Copy out the records word for word, from the first line through the line with "subtitle: challenges with", including both of those lines.

[PROVIDED RECORDS start]

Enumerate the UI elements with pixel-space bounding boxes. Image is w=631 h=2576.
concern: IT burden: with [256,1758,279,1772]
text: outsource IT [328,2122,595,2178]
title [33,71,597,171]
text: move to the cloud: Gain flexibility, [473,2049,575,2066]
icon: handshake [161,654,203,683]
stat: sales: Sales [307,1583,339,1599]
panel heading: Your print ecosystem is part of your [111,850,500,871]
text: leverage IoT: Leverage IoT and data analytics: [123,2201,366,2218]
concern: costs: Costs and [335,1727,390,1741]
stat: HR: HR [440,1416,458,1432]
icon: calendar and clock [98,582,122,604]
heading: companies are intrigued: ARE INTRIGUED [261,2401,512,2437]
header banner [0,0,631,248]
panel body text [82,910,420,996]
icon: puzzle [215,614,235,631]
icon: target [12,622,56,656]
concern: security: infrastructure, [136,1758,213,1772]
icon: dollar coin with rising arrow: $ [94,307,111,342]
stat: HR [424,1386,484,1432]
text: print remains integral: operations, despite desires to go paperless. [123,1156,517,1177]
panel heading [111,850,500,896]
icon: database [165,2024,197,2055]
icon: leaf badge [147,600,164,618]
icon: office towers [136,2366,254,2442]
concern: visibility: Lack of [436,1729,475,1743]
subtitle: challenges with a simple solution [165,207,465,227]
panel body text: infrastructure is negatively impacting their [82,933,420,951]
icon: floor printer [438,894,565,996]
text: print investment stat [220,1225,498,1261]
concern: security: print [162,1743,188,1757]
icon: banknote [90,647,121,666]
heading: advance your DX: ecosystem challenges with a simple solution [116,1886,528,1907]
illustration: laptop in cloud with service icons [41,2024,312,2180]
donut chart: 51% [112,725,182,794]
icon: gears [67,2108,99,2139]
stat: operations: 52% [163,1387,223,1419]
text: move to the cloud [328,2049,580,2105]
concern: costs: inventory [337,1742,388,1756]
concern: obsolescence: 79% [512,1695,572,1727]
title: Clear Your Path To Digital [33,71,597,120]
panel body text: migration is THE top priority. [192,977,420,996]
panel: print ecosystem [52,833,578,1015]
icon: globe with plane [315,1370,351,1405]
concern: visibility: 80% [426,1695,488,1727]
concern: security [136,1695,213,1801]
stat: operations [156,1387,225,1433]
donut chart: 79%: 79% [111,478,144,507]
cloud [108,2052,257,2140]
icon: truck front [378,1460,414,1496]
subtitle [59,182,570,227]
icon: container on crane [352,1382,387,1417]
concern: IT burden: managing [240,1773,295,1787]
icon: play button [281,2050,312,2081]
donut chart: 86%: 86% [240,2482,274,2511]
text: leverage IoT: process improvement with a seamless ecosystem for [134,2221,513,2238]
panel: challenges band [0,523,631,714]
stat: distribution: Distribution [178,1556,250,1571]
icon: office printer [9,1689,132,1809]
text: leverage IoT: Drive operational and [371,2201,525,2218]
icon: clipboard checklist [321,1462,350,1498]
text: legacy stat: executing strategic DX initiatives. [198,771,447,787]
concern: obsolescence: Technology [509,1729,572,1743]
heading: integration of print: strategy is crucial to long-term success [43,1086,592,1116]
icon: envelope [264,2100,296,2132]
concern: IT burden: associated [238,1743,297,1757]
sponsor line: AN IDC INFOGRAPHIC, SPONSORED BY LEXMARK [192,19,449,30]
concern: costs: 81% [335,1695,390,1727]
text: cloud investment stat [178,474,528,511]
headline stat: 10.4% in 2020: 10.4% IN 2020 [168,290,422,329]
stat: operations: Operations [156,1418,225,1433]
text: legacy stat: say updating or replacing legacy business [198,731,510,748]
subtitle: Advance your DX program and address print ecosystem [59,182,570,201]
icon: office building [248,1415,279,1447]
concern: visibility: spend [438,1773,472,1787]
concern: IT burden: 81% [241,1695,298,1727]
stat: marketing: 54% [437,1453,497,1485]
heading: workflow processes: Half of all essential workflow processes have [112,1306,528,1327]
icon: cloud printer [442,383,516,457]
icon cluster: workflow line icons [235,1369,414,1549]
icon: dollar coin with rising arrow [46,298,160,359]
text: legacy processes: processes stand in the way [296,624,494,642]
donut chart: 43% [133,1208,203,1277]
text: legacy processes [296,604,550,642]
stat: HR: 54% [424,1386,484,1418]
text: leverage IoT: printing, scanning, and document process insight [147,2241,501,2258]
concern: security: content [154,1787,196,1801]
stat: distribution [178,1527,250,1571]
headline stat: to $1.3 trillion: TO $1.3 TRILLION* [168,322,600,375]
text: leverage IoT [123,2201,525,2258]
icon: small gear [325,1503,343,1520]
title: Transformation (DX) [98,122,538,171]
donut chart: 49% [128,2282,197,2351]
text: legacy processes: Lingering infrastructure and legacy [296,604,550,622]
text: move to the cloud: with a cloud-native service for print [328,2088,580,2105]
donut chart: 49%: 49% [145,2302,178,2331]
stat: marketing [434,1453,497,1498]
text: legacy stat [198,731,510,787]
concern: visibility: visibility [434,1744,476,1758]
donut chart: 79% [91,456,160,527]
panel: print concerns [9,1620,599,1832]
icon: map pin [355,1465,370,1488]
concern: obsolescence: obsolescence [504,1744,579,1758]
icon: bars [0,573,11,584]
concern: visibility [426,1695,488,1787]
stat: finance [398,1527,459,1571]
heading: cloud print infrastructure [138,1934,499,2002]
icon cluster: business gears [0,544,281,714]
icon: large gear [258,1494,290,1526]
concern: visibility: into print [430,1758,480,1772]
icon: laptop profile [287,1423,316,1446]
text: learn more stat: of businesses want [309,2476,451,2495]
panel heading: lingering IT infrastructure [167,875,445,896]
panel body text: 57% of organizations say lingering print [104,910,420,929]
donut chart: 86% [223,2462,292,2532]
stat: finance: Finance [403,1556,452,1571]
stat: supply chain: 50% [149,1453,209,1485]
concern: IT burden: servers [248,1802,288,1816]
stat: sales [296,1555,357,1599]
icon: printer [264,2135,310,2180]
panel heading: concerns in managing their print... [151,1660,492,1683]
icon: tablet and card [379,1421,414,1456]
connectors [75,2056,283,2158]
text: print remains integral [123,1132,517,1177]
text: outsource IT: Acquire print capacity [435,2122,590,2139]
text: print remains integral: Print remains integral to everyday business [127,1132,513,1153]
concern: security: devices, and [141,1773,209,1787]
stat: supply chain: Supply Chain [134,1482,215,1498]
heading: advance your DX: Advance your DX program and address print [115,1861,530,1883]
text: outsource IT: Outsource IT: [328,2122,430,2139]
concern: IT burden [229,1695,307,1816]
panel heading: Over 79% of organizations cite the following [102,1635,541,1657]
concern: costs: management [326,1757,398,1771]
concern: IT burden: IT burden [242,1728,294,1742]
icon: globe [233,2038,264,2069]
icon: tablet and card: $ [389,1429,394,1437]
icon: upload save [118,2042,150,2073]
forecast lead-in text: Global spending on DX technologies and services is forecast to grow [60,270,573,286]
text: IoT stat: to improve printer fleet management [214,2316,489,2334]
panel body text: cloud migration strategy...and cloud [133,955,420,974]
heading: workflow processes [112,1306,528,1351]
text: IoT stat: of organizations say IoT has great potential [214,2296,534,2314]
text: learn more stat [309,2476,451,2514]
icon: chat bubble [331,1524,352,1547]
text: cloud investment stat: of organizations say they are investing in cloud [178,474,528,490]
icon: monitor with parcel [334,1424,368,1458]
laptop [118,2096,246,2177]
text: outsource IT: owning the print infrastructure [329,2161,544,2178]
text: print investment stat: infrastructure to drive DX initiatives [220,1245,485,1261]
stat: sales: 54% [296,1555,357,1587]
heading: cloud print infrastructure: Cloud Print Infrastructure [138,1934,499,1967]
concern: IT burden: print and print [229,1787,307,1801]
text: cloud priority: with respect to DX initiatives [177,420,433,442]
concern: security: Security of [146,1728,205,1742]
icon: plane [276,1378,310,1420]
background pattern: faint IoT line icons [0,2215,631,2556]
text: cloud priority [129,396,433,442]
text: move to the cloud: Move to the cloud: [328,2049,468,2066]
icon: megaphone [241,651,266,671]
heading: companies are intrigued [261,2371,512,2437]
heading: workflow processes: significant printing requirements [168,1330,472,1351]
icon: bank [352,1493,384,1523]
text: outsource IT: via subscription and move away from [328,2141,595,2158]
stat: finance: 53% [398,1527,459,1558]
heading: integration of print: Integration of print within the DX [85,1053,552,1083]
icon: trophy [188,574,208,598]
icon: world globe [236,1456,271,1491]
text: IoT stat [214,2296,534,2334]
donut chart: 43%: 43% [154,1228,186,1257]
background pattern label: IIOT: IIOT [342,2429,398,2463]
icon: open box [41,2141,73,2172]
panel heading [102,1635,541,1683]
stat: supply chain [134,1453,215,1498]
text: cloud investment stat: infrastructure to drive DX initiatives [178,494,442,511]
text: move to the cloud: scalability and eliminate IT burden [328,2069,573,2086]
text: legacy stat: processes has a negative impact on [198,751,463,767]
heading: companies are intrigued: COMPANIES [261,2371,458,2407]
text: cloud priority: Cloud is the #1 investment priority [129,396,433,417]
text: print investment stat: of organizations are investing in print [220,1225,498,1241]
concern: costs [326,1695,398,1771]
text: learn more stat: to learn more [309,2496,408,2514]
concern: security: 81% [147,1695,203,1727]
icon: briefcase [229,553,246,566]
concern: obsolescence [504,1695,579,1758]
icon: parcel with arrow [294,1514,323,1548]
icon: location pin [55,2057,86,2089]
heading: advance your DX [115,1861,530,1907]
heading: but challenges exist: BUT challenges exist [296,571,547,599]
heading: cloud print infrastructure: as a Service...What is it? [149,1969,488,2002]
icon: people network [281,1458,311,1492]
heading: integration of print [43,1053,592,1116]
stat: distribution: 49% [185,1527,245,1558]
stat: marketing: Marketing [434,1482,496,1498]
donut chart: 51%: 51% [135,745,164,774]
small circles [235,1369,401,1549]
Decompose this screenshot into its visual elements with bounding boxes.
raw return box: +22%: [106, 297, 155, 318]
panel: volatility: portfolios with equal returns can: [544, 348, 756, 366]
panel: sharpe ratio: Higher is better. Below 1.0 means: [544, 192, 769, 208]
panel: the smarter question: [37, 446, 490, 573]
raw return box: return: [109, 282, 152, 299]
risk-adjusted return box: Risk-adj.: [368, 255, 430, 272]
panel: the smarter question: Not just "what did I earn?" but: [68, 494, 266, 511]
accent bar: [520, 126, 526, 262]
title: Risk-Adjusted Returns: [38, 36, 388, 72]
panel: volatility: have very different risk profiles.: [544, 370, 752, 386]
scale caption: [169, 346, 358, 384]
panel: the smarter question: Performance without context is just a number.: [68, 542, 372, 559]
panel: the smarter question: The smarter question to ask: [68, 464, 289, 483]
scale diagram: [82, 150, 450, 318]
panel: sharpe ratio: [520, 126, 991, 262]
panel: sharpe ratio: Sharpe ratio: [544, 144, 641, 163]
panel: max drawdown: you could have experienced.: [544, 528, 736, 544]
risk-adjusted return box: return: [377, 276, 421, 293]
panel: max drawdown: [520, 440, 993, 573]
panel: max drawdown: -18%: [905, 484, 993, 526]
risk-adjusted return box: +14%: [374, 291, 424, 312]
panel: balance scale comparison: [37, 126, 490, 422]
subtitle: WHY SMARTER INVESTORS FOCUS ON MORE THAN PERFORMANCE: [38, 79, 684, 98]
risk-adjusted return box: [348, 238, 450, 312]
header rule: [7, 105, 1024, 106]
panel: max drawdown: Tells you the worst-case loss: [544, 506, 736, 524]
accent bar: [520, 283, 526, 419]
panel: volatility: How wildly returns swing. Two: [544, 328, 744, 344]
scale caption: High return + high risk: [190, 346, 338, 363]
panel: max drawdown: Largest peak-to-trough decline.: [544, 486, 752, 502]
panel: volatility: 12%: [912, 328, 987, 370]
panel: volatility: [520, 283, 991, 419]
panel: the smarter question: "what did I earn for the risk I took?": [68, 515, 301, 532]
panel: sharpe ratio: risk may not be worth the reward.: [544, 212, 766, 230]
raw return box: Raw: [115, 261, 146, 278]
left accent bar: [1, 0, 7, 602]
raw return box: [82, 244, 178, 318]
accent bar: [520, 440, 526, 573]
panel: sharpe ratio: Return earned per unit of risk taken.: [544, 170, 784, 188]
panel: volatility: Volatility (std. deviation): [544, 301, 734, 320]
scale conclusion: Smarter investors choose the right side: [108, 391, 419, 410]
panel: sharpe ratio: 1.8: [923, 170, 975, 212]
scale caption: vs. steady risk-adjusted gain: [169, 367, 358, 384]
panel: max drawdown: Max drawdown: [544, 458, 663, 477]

[PROVIDED RECORDS end]

CORRECT OUTPUT:
Enumerate the UI elements with pixel-space bounding boxes. Image is w=631 h=2576.
concern: IT burden: with [256,1758,279,1772]
text: outsource IT [328,2122,595,2178]
title [33,71,597,171]
text: move to the cloud: Gain flexibility, [473,2049,575,2066]
icon: handshake [161,654,203,683]
stat: sales: Sales [307,1583,339,1599]
panel heading: Your print ecosystem is part of your [111,850,500,871]
text: leverage IoT: Leverage IoT and data analytics: [123,2201,366,2218]
concern: costs: Costs and [335,1727,390,1741]
stat: HR: HR [440,1416,458,1432]
icon: calendar and clock [98,582,122,604]
heading: companies are intrigued: ARE INTRIGUED [261,2401,512,2437]
header banner [0,0,631,248]
panel body text [82,910,420,996]
icon: puzzle [215,614,235,631]
icon: target [12,622,56,656]
concern: security: infrastructure, [136,1758,213,1772]
icon: dollar coin with rising arrow: $ [94,307,111,342]
stat: HR [424,1386,484,1432]
text: print remains integral: operations, despite desires to go paperless. [123,1156,517,1177]
panel heading [111,850,500,896]
icon: database [165,2024,197,2055]
icon: leaf badge [147,600,164,618]
icon: office towers [136,2366,254,2442]
concern: visibility: Lack of [436,1729,475,1743]
subtitle: challenges with a simple solution [165,207,465,227]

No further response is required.